Work task:
Would you pull out every line of the material that contains the string "COVID"?

Data listing:
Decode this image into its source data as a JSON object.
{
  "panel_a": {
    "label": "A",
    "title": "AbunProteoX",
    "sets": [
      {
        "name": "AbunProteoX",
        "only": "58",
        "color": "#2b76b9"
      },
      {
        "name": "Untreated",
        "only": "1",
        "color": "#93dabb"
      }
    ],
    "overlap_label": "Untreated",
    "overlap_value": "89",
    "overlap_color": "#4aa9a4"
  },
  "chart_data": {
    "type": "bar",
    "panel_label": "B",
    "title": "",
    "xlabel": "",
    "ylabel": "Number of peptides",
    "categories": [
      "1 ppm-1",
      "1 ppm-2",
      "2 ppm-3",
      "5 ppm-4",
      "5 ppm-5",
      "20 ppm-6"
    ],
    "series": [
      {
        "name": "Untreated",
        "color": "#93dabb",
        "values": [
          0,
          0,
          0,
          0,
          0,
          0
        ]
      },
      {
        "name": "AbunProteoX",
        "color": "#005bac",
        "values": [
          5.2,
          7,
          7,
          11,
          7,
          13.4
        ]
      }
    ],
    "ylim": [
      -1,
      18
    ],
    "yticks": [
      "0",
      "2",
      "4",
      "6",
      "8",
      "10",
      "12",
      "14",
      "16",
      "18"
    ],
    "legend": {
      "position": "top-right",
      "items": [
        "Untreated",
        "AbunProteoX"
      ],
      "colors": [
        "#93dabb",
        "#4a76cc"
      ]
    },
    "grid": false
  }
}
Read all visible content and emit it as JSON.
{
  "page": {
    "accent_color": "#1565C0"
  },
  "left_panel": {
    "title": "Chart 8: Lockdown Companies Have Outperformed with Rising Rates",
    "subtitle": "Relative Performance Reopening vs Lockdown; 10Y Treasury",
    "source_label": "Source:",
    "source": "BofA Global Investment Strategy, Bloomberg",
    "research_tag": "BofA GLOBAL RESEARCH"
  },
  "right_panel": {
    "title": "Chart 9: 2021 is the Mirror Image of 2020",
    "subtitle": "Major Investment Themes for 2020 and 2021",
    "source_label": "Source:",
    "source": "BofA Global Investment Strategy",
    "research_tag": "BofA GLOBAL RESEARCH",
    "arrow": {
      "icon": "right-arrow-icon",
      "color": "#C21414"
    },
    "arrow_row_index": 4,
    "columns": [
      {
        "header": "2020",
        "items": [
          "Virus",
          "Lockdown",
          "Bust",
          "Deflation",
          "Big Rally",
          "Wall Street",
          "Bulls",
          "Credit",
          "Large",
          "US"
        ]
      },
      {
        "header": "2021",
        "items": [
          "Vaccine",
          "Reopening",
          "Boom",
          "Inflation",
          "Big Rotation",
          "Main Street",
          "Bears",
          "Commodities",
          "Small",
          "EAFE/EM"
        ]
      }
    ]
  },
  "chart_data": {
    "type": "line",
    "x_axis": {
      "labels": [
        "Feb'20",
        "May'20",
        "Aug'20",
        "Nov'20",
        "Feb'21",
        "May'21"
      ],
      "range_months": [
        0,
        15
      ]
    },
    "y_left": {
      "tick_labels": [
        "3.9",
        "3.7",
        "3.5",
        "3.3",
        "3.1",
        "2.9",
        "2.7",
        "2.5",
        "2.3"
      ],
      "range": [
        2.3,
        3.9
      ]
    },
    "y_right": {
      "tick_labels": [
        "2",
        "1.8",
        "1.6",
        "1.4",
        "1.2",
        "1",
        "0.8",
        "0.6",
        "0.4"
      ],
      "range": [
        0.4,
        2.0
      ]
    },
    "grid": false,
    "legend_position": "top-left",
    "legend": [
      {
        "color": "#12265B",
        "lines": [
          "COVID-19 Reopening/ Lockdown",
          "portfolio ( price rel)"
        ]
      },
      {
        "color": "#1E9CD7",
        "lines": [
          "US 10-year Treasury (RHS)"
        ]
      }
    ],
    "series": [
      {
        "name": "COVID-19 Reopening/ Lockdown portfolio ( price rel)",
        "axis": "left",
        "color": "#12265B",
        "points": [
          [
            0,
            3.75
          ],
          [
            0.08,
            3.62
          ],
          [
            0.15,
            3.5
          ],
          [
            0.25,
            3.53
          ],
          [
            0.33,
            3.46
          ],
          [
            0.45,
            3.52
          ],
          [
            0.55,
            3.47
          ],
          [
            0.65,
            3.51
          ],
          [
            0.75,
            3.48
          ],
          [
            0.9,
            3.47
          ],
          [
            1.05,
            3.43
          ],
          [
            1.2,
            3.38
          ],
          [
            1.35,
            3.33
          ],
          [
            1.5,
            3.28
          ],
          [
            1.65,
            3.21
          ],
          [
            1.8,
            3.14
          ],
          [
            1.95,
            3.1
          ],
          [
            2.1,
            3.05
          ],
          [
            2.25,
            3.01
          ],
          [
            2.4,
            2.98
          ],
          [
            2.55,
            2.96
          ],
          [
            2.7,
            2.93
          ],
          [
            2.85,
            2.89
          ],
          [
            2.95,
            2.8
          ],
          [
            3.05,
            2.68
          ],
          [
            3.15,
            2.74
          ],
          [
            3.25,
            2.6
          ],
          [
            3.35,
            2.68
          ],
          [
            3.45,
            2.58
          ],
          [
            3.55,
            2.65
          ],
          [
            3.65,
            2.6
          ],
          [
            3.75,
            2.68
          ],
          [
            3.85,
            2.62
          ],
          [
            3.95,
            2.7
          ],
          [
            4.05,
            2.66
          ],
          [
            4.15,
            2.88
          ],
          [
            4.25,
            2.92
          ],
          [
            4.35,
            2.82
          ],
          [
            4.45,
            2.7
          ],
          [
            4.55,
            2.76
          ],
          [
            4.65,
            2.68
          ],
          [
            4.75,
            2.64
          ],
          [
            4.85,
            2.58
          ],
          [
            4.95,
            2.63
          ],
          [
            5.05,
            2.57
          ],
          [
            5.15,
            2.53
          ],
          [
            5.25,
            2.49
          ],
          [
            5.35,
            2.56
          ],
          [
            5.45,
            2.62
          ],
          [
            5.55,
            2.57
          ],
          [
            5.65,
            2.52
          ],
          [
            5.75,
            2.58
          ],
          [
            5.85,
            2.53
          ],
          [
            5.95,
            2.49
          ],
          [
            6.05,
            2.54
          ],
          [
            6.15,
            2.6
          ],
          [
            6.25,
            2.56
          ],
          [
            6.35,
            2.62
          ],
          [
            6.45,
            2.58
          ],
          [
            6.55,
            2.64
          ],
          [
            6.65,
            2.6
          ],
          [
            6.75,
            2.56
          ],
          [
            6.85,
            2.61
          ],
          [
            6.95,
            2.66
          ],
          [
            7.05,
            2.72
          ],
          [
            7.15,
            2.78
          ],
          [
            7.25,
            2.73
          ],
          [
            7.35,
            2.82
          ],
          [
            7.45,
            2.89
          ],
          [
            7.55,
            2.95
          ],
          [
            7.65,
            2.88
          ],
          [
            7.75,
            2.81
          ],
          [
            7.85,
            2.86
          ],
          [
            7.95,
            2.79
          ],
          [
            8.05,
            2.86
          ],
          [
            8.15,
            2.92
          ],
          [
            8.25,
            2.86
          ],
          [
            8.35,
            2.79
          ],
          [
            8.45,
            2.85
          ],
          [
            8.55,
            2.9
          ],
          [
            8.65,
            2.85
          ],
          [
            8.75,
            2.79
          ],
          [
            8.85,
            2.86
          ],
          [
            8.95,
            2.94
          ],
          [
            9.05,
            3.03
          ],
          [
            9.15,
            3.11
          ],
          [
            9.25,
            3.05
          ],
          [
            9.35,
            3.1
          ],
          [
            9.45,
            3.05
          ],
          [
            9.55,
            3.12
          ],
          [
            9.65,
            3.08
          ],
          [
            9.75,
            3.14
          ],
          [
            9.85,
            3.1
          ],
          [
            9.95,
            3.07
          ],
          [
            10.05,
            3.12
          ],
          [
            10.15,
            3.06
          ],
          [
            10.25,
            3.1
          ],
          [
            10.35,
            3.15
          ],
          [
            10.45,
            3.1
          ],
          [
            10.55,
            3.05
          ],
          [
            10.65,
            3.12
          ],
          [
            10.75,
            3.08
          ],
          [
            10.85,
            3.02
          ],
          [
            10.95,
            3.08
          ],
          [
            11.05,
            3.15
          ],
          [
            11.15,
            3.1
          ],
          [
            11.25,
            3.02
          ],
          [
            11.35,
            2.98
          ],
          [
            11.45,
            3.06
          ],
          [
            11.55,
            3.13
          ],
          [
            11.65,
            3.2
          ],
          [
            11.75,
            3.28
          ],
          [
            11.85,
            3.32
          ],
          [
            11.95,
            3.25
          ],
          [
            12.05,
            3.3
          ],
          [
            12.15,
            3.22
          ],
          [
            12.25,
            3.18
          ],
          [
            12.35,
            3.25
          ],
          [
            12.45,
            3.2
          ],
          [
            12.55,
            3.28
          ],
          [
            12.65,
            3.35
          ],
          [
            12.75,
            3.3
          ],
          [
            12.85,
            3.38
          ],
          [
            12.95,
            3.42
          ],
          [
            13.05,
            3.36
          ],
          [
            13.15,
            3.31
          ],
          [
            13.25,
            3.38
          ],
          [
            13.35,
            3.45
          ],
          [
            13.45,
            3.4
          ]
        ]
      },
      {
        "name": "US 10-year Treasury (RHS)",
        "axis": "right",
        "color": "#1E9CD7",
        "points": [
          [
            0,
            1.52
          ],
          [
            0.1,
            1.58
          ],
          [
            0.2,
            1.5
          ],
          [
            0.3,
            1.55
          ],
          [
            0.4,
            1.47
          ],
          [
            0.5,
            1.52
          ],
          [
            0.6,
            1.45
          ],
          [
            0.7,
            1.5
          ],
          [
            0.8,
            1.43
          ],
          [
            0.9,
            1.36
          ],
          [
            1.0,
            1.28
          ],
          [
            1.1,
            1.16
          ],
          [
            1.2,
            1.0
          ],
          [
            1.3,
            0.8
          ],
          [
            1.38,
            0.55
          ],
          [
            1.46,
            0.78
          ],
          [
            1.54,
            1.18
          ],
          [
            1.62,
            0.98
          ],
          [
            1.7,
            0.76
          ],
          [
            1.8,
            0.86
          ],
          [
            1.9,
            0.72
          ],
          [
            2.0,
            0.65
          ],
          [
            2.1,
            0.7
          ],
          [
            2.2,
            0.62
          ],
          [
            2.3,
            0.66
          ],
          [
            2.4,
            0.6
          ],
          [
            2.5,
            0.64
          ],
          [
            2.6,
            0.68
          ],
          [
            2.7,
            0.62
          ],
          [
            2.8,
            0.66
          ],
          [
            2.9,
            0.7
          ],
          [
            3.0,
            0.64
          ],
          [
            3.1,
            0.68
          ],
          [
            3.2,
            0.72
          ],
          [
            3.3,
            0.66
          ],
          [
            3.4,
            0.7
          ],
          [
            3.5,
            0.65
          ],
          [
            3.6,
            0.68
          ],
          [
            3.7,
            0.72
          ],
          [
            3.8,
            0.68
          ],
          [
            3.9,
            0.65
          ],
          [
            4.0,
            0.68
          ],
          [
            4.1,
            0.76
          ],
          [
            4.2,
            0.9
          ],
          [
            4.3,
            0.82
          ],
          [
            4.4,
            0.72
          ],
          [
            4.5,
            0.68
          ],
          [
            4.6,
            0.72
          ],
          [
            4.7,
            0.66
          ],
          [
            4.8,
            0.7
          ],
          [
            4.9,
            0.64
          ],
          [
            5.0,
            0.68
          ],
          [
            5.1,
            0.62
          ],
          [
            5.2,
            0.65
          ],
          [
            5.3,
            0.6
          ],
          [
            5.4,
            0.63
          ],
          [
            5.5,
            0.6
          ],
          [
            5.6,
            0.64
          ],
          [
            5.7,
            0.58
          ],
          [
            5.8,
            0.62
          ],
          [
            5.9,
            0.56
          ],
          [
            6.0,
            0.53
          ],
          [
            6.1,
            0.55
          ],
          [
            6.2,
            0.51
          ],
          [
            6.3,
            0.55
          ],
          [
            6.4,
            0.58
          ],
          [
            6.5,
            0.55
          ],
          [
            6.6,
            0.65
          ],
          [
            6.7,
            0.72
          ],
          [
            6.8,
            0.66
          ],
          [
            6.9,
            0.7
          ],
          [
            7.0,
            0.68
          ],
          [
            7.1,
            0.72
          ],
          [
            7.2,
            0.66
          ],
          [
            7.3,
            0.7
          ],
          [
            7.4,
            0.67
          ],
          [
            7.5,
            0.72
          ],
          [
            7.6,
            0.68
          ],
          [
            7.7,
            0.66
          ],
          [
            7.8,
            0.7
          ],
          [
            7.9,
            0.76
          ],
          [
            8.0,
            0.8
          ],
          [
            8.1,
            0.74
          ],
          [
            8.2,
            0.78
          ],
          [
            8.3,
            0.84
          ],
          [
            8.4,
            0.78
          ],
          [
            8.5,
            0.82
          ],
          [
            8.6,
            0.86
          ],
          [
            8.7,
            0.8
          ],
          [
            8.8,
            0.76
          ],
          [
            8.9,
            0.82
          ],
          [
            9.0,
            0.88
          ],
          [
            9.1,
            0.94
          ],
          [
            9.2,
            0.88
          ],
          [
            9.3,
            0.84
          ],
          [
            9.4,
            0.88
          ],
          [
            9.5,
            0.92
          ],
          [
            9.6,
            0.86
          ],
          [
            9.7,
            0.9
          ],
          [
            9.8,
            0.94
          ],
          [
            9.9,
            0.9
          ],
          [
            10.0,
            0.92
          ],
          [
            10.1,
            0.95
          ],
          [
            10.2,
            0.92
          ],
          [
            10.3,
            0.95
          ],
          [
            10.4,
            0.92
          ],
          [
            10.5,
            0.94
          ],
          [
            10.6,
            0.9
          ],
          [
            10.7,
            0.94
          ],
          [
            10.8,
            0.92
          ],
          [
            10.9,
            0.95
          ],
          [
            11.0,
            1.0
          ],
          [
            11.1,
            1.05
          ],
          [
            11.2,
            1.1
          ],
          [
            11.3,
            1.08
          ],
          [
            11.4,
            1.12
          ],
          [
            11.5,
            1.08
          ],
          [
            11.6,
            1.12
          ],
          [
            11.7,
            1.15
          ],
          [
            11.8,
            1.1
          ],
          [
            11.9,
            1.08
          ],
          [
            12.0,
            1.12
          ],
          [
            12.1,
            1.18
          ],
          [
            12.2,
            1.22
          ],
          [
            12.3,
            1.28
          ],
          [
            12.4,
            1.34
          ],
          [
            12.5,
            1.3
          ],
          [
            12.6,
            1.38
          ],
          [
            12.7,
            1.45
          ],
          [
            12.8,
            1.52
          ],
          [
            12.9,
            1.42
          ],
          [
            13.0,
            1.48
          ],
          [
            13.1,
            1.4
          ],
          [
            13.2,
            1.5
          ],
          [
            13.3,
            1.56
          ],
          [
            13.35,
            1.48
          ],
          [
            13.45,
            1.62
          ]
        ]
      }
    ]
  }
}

Written solution:
          "COVID-19 Reopening/ Lockdown",
        "name": "COVID-19 Reopening/ Lockdown portfolio ( price rel)",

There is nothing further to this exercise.